* Problem to work on:
Make an exact copy of the records, with the images left out.

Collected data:
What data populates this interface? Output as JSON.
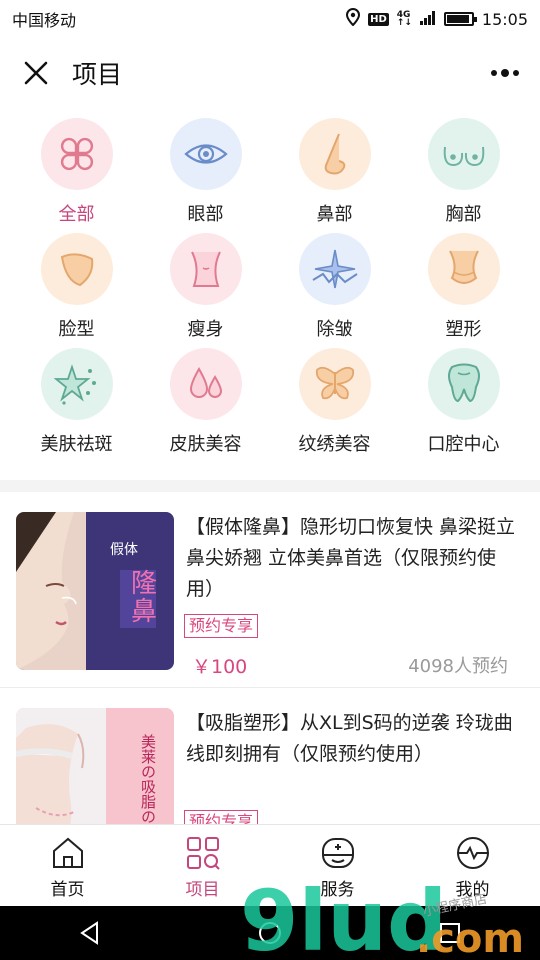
{
  "status": {
    "carrier": "中国移动",
    "hd": "HD",
    "net_top": "4G",
    "net_bottom": "↑↓",
    "battery_level": 0.85,
    "time": "15:05"
  },
  "header": {
    "title": "项目"
  },
  "categories": [
    {
      "label": "全部",
      "icon": "grid-quatrefoil-icon",
      "bg": "#fde6ea",
      "active": true
    },
    {
      "label": "眼部",
      "icon": "eye-icon",
      "bg": "#e6eefb"
    },
    {
      "label": "鼻部",
      "icon": "nose-icon",
      "bg": "#fdecdc"
    },
    {
      "label": "胸部",
      "icon": "chest-icon",
      "bg": "#e2f3ee"
    },
    {
      "label": "脸型",
      "icon": "face-shape-icon",
      "bg": "#fdecdc"
    },
    {
      "label": "瘦身",
      "icon": "waist-icon",
      "bg": "#fde6ea"
    },
    {
      "label": "除皱",
      "icon": "wrinkle-sparkle-icon",
      "bg": "#e6eefb"
    },
    {
      "label": "塑形",
      "icon": "body-contour-icon",
      "bg": "#fdecdc"
    },
    {
      "label": "美肤祛斑",
      "icon": "skin-sparkle-icon",
      "bg": "#e2f3ee"
    },
    {
      "label": "皮肤美容",
      "icon": "water-drops-icon",
      "bg": "#fde6ea"
    },
    {
      "label": "纹绣美容",
      "icon": "butterfly-icon",
      "bg": "#fdecdc"
    },
    {
      "label": "口腔中心",
      "icon": "tooth-icon",
      "bg": "#e2f3ee"
    }
  ],
  "products": [
    {
      "title": "【假体隆鼻】隐形切口恢复快 鼻梁挺立鼻尖娇翘 立体美鼻首选（仅限预约使用）",
      "badge": "预约专享",
      "price": "￥100",
      "bookings": "4098人预约",
      "thumb_text": [
        "假体",
        "隆",
        "鼻"
      ]
    },
    {
      "title": "【吸脂塑形】从XL到S码的逆袭 玲珑曲线即刻拥有（仅限预约使用）",
      "badge": "预约专享",
      "thumb_text": [
        "美莱の吸脂の塑"
      ]
    }
  ],
  "tabs": [
    {
      "label": "首页",
      "icon": "home-icon"
    },
    {
      "label": "项目",
      "icon": "grid-search-icon",
      "active": true
    },
    {
      "label": "服务",
      "icon": "service-face-icon"
    },
    {
      "label": "我的",
      "icon": "profile-pulse-icon"
    }
  ],
  "watermark": {
    "text": "9lud",
    "suffix": ".com",
    "tagline": "小程序商店"
  },
  "colors": {
    "accent": "#c4467d",
    "price": "#d9477f"
  }
}
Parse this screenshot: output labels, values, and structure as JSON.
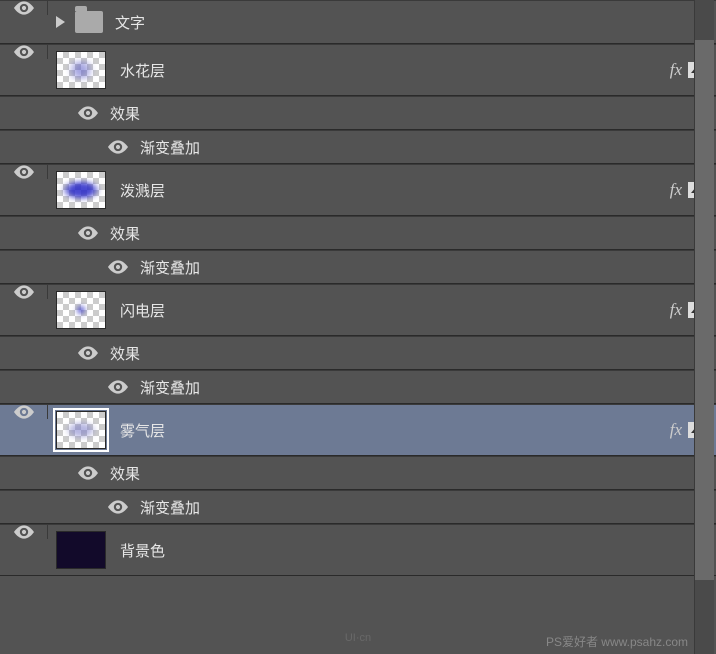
{
  "folder": {
    "name": "文字"
  },
  "layers": [
    {
      "id": "splash",
      "name": "水花层",
      "thumb": "splash",
      "selected": false,
      "fx": true,
      "effects": {
        "label": "效果",
        "items": [
          "渐变叠加"
        ]
      }
    },
    {
      "id": "spatter",
      "name": "泼溅层",
      "thumb": "splash2",
      "selected": false,
      "fx": true,
      "effects": {
        "label": "效果",
        "items": [
          "渐变叠加"
        ]
      }
    },
    {
      "id": "lightning",
      "name": "闪电层",
      "thumb": "light",
      "selected": false,
      "fx": true,
      "effects": {
        "label": "效果",
        "items": [
          "渐变叠加"
        ]
      }
    },
    {
      "id": "fog",
      "name": "雾气层",
      "thumb": "fog",
      "selected": true,
      "fx": true,
      "effects": {
        "label": "效果",
        "items": [
          "渐变叠加"
        ]
      }
    },
    {
      "id": "bgcolor",
      "name": "背景色",
      "thumb": "solid",
      "selected": false,
      "fx": false
    }
  ],
  "fx_symbol": "fx",
  "watermarks": {
    "ui": "UI·cn",
    "ps": "PS爱好者 www.psahz.com"
  }
}
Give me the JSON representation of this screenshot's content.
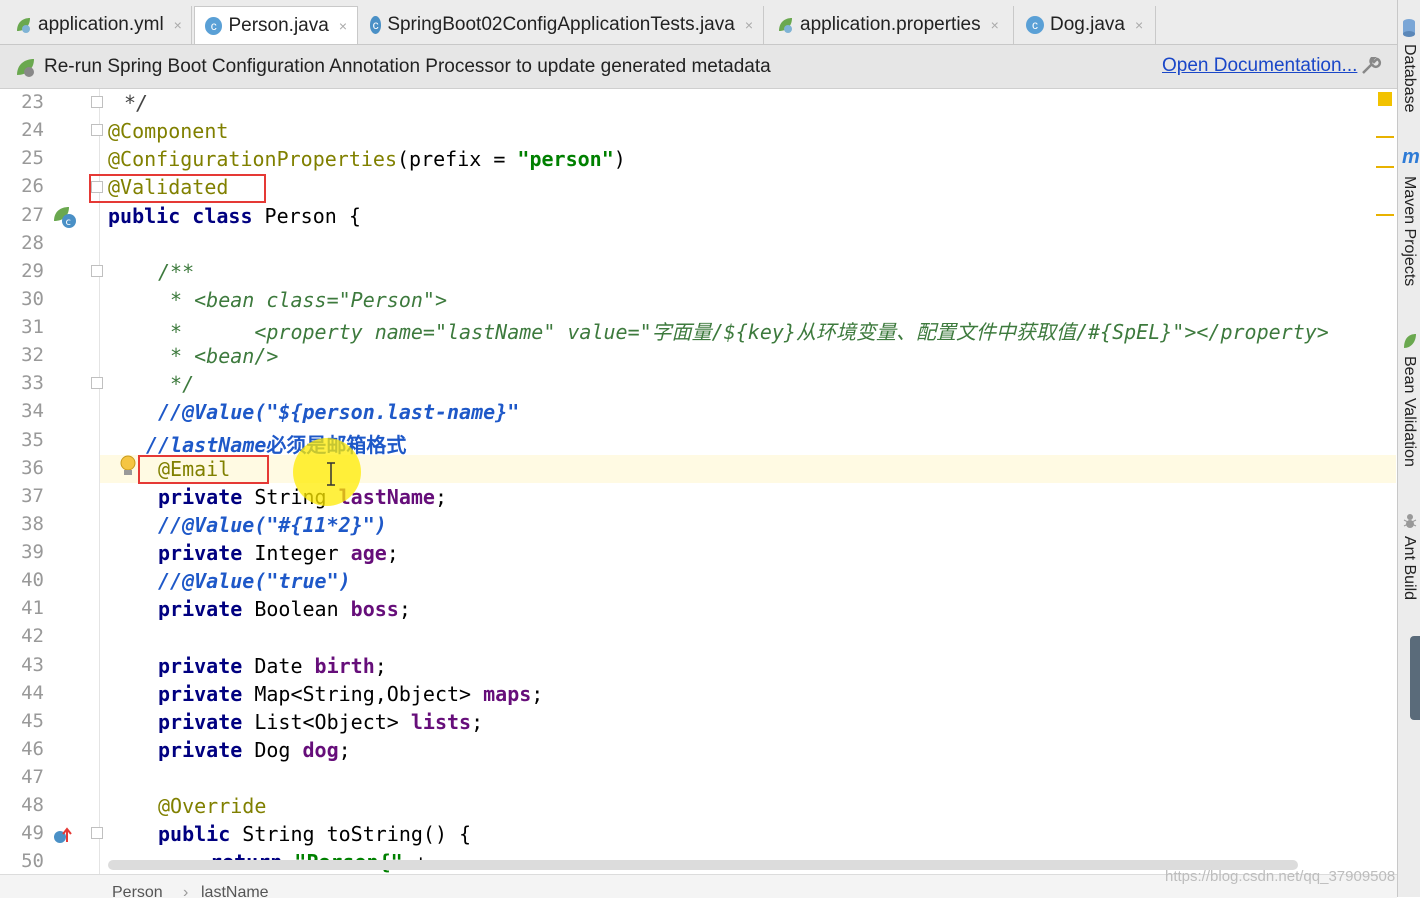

* Answer below:
What data populates this interface? Output as JSON.
{
  "status": {
    "carrier": "中国移动",
    "hd": "HD",
    "net_top": "4G",
    "net_bottom": "↑↓",
    "battery_level": 0.85,
    "time": "15:05"
  },
  "header": {
    "title": "项目"
  },
  "categories": [
    {
      "label": "全部",
      "icon": "grid-quatrefoil-icon",
      "bg": "#fde6ea",
      "active": true
    },
    {
      "label": "眼部",
      "icon": "eye-icon",
      "bg": "#e6eefb"
    },
    {
      "label": "鼻部",
      "icon": "nose-icon",
      "bg": "#fdecdc"
    },
    {
      "label": "胸部",
      "icon": "chest-icon",
      "bg": "#e2f3ee"
    },
    {
      "label": "脸型",
      "icon": "face-shape-icon",
      "bg": "#fdecdc"
    },
    {
      "label": "瘦身",
      "icon": "waist-icon",
      "bg": "#fde6ea"
    },
    {
      "label": "除皱",
      "icon": "wrinkle-sparkle-icon",
      "bg": "#e6eefb"
    },
    {
      "label": "塑形",
      "icon": "body-contour-icon",
      "bg": "#fdecdc"
    },
    {
      "label": "美肤祛斑",
      "icon": "skin-sparkle-icon",
      "bg": "#e2f3ee"
    },
    {
      "label": "皮肤美容",
      "icon": "water-drops-icon",
      "bg": "#fde6ea"
    },
    {
      "label": "纹绣美容",
      "icon": "butterfly-icon",
      "bg": "#fdecdc"
    },
    {
      "label": "口腔中心",
      "icon": "tooth-icon",
      "bg": "#e2f3ee"
    }
  ],
  "products": [
    {
      "title": "【假体隆鼻】隐形切口恢复快 鼻梁挺立鼻尖娇翘 立体美鼻首选（仅限预约使用）",
      "badge": "预约专享",
      "price": "￥100",
      "bookings": "4098人预约",
      "thumb_text": [
        "假体",
        "隆",
        "鼻"
      ]
    },
    {
      "title": "【吸脂塑形】从XL到S码的逆袭 玲珑曲线即刻拥有（仅限预约使用）",
      "badge": "预约专享",
      "thumb_text": [
        "美莱の吸脂の塑"
      ]
    }
  ],
  "tabs": [
    {
      "label": "首页",
      "icon": "home-icon"
    },
    {
      "label": "项目",
      "icon": "grid-search-icon",
      "active": true
    },
    {
      "label": "服务",
      "icon": "service-face-icon"
    },
    {
      "label": "我的",
      "icon": "profile-pulse-icon"
    }
  ],
  "watermark": {
    "text": "9lud",
    "suffix": ".com",
    "tagline": "小程序商店"
  },
  "colors": {
    "accent": "#c4467d",
    "price": "#d9477f"
  }
}
Parse this screenshot: output labels, values, and structure as JSON.
{
  "folder": {
    "name": "文字"
  },
  "layers": [
    {
      "id": "splash",
      "name": "水花层",
      "thumb": "splash",
      "selected": false,
      "fx": true,
      "effects": {
        "label": "效果",
        "items": [
          "渐变叠加"
        ]
      }
    },
    {
      "id": "spatter",
      "name": "泼溅层",
      "thumb": "splash2",
      "selected": false,
      "fx": true,
      "effects": {
        "label": "效果",
        "items": [
          "渐变叠加"
        ]
      }
    },
    {
      "id": "lightning",
      "name": "闪电层",
      "thumb": "light",
      "selected": false,
      "fx": true,
      "effects": {
        "label": "效果",
        "items": [
          "渐变叠加"
        ]
      }
    },
    {
      "id": "fog",
      "name": "雾气层",
      "thumb": "fog",
      "selected": true,
      "fx": true,
      "effects": {
        "label": "效果",
        "items": [
          "渐变叠加"
        ]
      }
    },
    {
      "id": "bgcolor",
      "name": "背景色",
      "thumb": "solid",
      "selected": false,
      "fx": false
    }
  ],
  "fx_symbol": "fx",
  "watermarks": {
    "ui": "UI·cn",
    "ps": "PS爱好者 www.psahz.com"
  }
}
Give me the JSON representation of this screenshot's content.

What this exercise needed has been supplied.